* [Data provided]:
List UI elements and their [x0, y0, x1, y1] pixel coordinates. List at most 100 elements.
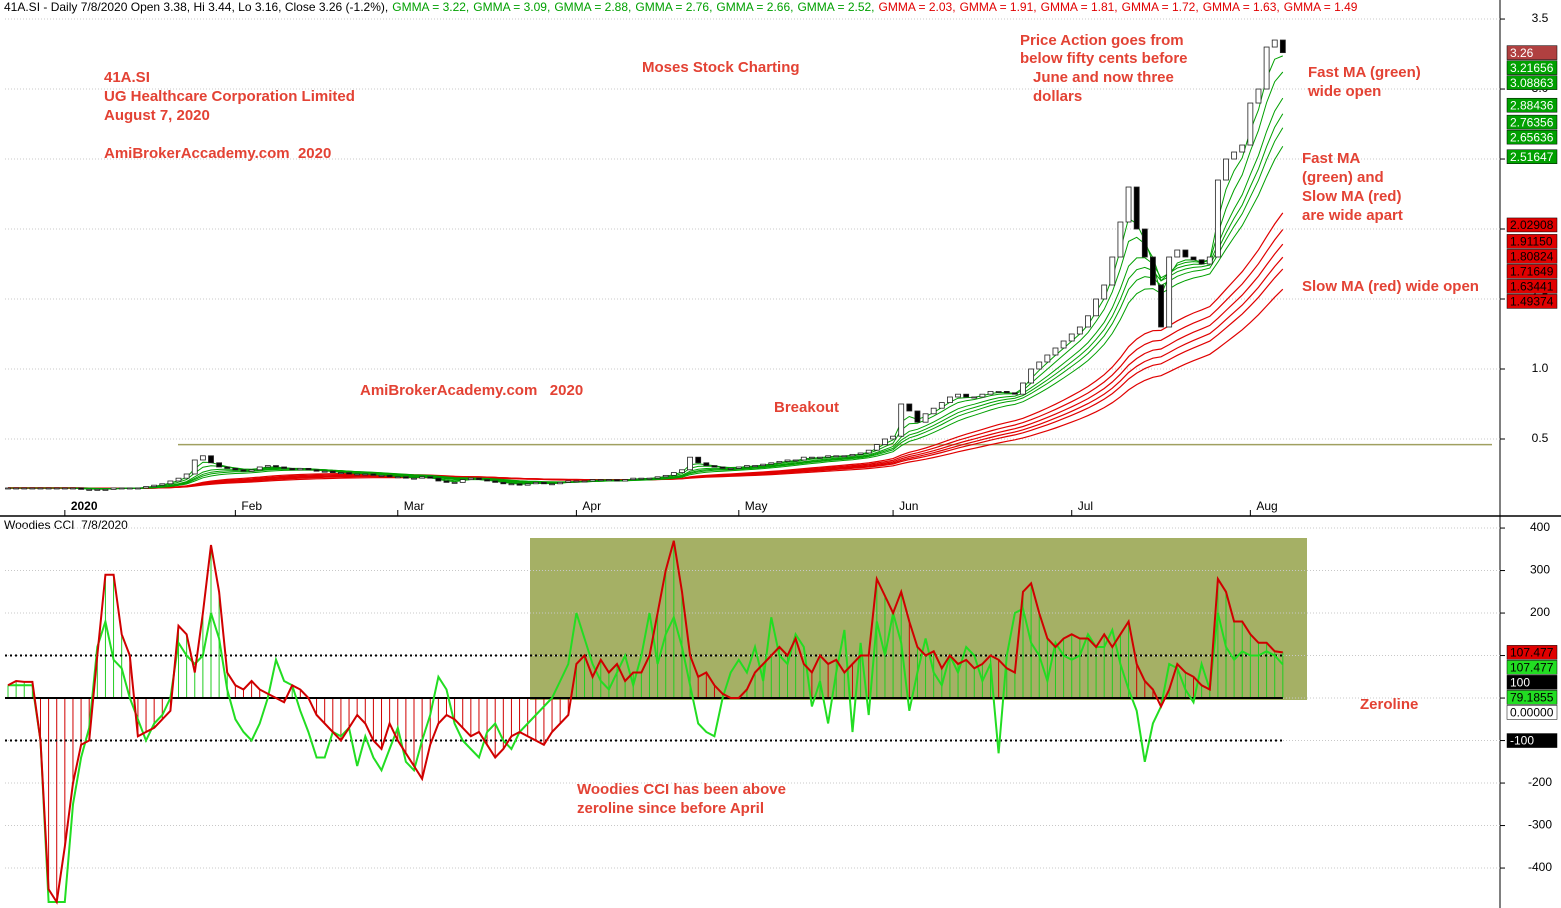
- value-marker-label: 107.477: [1510, 661, 1554, 675]
- candle: [500, 481, 507, 485]
- candle: [305, 467, 312, 471]
- x-tick-label: Feb: [241, 499, 262, 513]
- candle: [289, 467, 296, 471]
- candle: [1214, 179, 1221, 258]
- candle: [1125, 186, 1132, 223]
- candle: [906, 403, 913, 412]
- candle: [151, 484, 158, 487]
- candle: [622, 479, 629, 482]
- candle: [947, 396, 953, 403]
- value-marker: [1506, 660, 1558, 675]
- title-gmma: GMMA = 3.09,: [473, 0, 550, 14]
- candle: [963, 393, 970, 398]
- candle: [1076, 326, 1083, 335]
- value-marker: [1506, 264, 1558, 279]
- candle: [955, 393, 961, 398]
- candle: [1158, 284, 1164, 328]
- candle: [557, 481, 564, 485]
- candle: [386, 474, 393, 478]
- value-marker-label: 1.91150: [1510, 235, 1553, 249]
- candle: [1101, 284, 1108, 300]
- candle: [792, 459, 799, 462]
- candle: [630, 477, 637, 480]
- candle: [370, 473, 377, 476]
- value-marker: [1506, 114, 1558, 130]
- candle: [695, 456, 702, 464]
- candle: [784, 459, 791, 462]
- candle: [354, 473, 361, 476]
- candle: [532, 481, 539, 485]
- candle: [362, 473, 369, 476]
- candle: [987, 390, 994, 395]
- candle: [443, 480, 450, 483]
- y-tick-label: 200: [1530, 605, 1550, 619]
- value-marker-label: 100: [1510, 676, 1530, 690]
- value-marker-label: -100: [1510, 734, 1534, 748]
- candle: [86, 488, 93, 491]
- candle: [800, 456, 807, 461]
- candle: [53, 487, 60, 490]
- candle: [459, 479, 466, 483]
- candle: [248, 469, 255, 472]
- y-tick-label: -300: [1528, 818, 1552, 832]
- candle: [808, 456, 815, 459]
- x-tick-label: Aug: [1256, 499, 1277, 513]
- candle: [1093, 298, 1099, 317]
- annotation: AmiBrokerAccademy.com 2020: [104, 145, 331, 162]
- annotation: Fast MA: [1302, 150, 1361, 167]
- value-marker-label: 2.88436: [1510, 98, 1554, 112]
- candle: [776, 460, 783, 464]
- title-gmma: GMMA = 1.49: [1284, 0, 1358, 14]
- candle: [264, 465, 271, 468]
- candle: [589, 479, 596, 482]
- annotation: August 7, 2020: [104, 107, 210, 124]
- value-marker-label: 2.51647: [1510, 150, 1554, 164]
- candle: [638, 477, 645, 480]
- candle: [175, 477, 182, 482]
- y-tick-label: -400: [1528, 860, 1552, 874]
- annotation: Breakout: [774, 399, 839, 416]
- value-marker: [1506, 234, 1558, 249]
- annotation: dollars: [1033, 88, 1082, 105]
- candle: [110, 487, 117, 490]
- candle: [605, 479, 612, 481]
- value-marker-label: 3.21656: [1510, 61, 1554, 75]
- candle: [760, 463, 767, 466]
- value-marker: [1506, 75, 1558, 90]
- x-tick-label: May: [745, 499, 768, 513]
- candle: [484, 479, 490, 482]
- annotation: Woodies CCI has been above: [577, 781, 786, 798]
- candle: [768, 462, 775, 465]
- candle: [199, 455, 206, 461]
- title-gmma: GMMA = 2.52,: [797, 0, 874, 14]
- candle: [719, 466, 726, 469]
- y-tick-label: -200: [1528, 775, 1552, 789]
- value-marker: [1506, 129, 1558, 145]
- value-marker: [1506, 690, 1558, 705]
- candle: [232, 467, 239, 471]
- cci-title: Woodies CCI 7/8/2020: [4, 518, 128, 532]
- annotation: (green) and: [1302, 169, 1384, 186]
- candle: [37, 487, 44, 490]
- candle: [541, 481, 547, 485]
- value-marker-label: 2.65636: [1510, 130, 1554, 144]
- candle: [143, 486, 149, 489]
- candle: [865, 449, 872, 454]
- candle: [224, 466, 231, 469]
- value-marker-label: 1.80824: [1510, 250, 1554, 264]
- value-marker: [1506, 279, 1558, 294]
- x-tick-label: Jul: [1078, 499, 1093, 513]
- candle: [1223, 158, 1229, 181]
- candle: [13, 487, 20, 490]
- title-gmma: GMMA = 2.03,: [879, 0, 956, 14]
- candle: [1003, 390, 1010, 394]
- candle: [297, 467, 304, 471]
- annotation: are wide apart: [1302, 207, 1403, 224]
- candle: [979, 393, 986, 398]
- candle: [467, 477, 474, 480]
- candle: [1198, 259, 1205, 265]
- annotation: zeroline since before April: [577, 800, 764, 817]
- candle: [727, 467, 734, 470]
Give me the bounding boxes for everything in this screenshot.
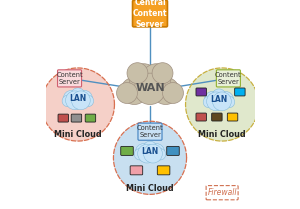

* [Task directions]:
Please copy every line of the records above without changing anything, and leave the pictures out.

* [Written reply]:
List UI elements and their [x0, y0, x1, y1] pixel coordinates. List at most 100 elements.
- value-marker-label: 107.477: [1510, 661, 1554, 675]
- candle: [500, 481, 507, 485]
- candle: [305, 467, 312, 471]
- x-tick-label: Feb: [241, 499, 262, 513]
- candle: [289, 467, 296, 471]
- candle: [1214, 179, 1221, 258]
- candle: [1125, 186, 1132, 223]
- candle: [906, 403, 913, 412]
- candle: [151, 484, 158, 487]
- candle: [622, 479, 629, 482]
- candle: [947, 396, 953, 403]
- value-marker: [1506, 660, 1558, 675]
- title-gmma: GMMA = 3.09,: [473, 0, 550, 14]
- candle: [963, 393, 970, 398]
- candle: [1076, 326, 1083, 335]
- value-marker: [1506, 264, 1558, 279]
- candle: [955, 393, 961, 398]
- candle: [1158, 284, 1164, 328]
- candle: [557, 481, 564, 485]
- candle: [386, 474, 393, 478]
- value-marker-label: 1.91150: [1510, 235, 1553, 249]
- candle: [1101, 284, 1108, 300]
- candle: [792, 459, 799, 462]
- candle: [630, 477, 637, 480]
- candle: [370, 473, 377, 476]
- value-marker: [1506, 114, 1558, 130]
- candle: [695, 456, 702, 464]
- candle: [784, 459, 791, 462]
- candle: [354, 473, 361, 476]
- candle: [532, 481, 539, 485]
- candle: [362, 473, 369, 476]
- candle: [987, 390, 994, 395]
- candle: [443, 480, 450, 483]
- y-tick-label: 200: [1530, 605, 1550, 619]
- value-marker-label: 100: [1510, 676, 1530, 690]
- value-marker-label: -100: [1510, 734, 1534, 748]
- candle: [86, 488, 93, 491]
- candle: [800, 456, 807, 461]
- candle: [53, 487, 60, 490]
- candle: [459, 479, 466, 483]
- candle: [248, 469, 255, 472]
- y-tick-label: -300: [1528, 818, 1552, 832]
- candle: [808, 456, 815, 459]
- x-tick-label: Aug: [1256, 499, 1277, 513]
- candle: [1093, 298, 1099, 317]
- annotation: AmiBrokerAccademy.com 2020: [104, 145, 331, 162]
- annotation: Fast MA: [1302, 150, 1361, 167]
- value-marker-label: 2.88436: [1510, 98, 1554, 112]
- candle: [776, 460, 783, 464]
- title-gmma: GMMA = 1.49: [1284, 0, 1358, 14]
- candle: [264, 465, 271, 468]
- candle: [589, 479, 596, 482]
- annotation: August 7, 2020: [104, 107, 210, 124]
- value-marker-label: 2.51647: [1510, 150, 1554, 164]
- candle: [638, 477, 645, 480]
- candle: [175, 477, 182, 482]
- y-tick-label: -400: [1528, 860, 1552, 874]
- annotation: Breakout: [774, 399, 839, 416]
- value-marker: [1506, 234, 1558, 249]
- annotation: dollars: [1033, 88, 1082, 105]
- candle: [110, 487, 117, 490]
- candle: [605, 479, 612, 481]
- value-marker-label: 3.21656: [1510, 61, 1554, 75]
- candle: [760, 463, 767, 466]
- value-marker: [1506, 75, 1558, 90]
- x-tick-label: May: [745, 499, 768, 513]
- candle: [484, 479, 490, 482]
- annotation: Woodies CCI has been above: [577, 781, 786, 798]
- candle: [768, 462, 775, 465]
- candle: [199, 455, 206, 461]
- title-gmma: GMMA = 2.52,: [797, 0, 874, 14]
- candle: [719, 466, 726, 469]
- y-tick-label: -200: [1528, 775, 1552, 789]
- value-marker: [1506, 129, 1558, 145]
- value-marker: [1506, 690, 1558, 705]
- candle: [232, 467, 239, 471]
- cci-title: Woodies CCI 7/8/2020: [4, 518, 128, 532]
- annotation: (green) and: [1302, 169, 1384, 186]
- candle: [37, 487, 44, 490]
- candle: [541, 481, 547, 485]
- value-marker-label: 2.65636: [1510, 130, 1554, 144]
- candle: [143, 486, 149, 489]
- candle: [865, 449, 872, 454]
- candle: [224, 466, 231, 469]
- value-marker-label: 1.80824: [1510, 250, 1554, 264]
- value-marker: [1506, 279, 1558, 294]
- x-tick-label: Jul: [1078, 499, 1093, 513]
- candle: [1223, 158, 1229, 181]
- candle: [13, 487, 20, 490]
- title-gmma: GMMA = 2.03,: [879, 0, 956, 14]
- candle: [1003, 390, 1010, 394]
- candle: [297, 467, 304, 471]
- annotation: are wide apart: [1302, 207, 1403, 224]
- candle: [979, 393, 986, 398]
- candle: [467, 477, 474, 480]
- candle: [1198, 259, 1205, 265]
- annotation: zeroline since before April: [577, 800, 764, 817]
- candle: [727, 467, 734, 470]
Give me the bounding boxes for everything in this screenshot.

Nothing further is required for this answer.